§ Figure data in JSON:

**********

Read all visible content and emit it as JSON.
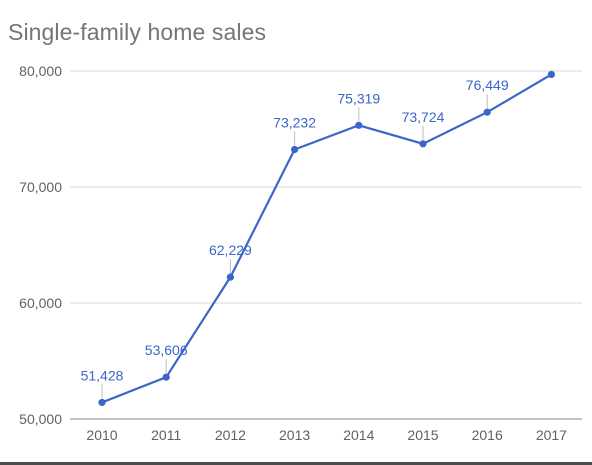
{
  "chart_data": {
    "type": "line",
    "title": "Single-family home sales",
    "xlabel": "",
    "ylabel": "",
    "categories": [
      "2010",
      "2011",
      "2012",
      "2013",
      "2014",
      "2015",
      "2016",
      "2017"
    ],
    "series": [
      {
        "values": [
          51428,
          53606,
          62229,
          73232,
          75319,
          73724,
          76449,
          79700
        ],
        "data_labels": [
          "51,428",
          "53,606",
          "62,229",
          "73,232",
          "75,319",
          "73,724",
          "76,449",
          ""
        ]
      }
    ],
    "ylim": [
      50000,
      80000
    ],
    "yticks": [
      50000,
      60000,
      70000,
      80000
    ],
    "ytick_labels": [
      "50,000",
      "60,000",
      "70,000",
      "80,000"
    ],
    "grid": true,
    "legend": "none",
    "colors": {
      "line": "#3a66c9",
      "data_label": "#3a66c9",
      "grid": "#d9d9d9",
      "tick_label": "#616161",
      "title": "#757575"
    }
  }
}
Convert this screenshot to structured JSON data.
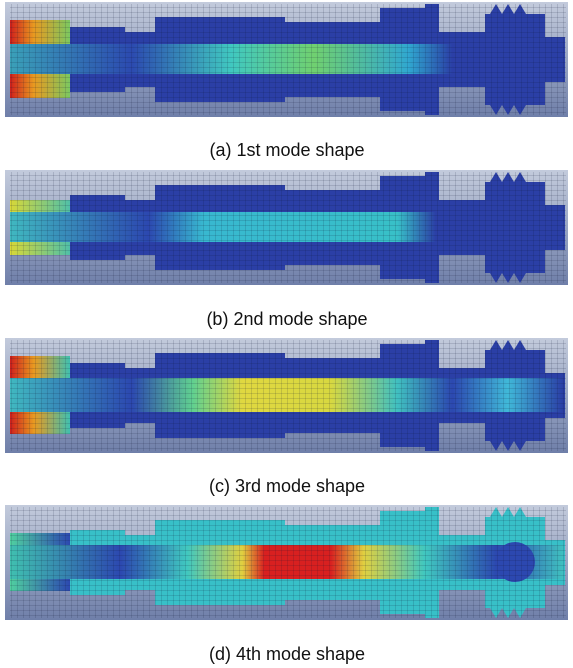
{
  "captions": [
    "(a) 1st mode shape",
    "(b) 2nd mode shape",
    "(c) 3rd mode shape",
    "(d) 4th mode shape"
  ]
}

**********

§ Directions for this task: Extract, character for character, every line from the one that holds "Convert this screenshot" through the end of the entries above. Include both boundary lines and no pictures.

§ Written solution:
Convert this screenshot to structured JSON data.
{
  "captions": [
    "(a) 1st mode shape",
    "(b) 2nd mode shape",
    "(c) 3rd mode shape",
    "(d) 4th mode shape"
  ]
}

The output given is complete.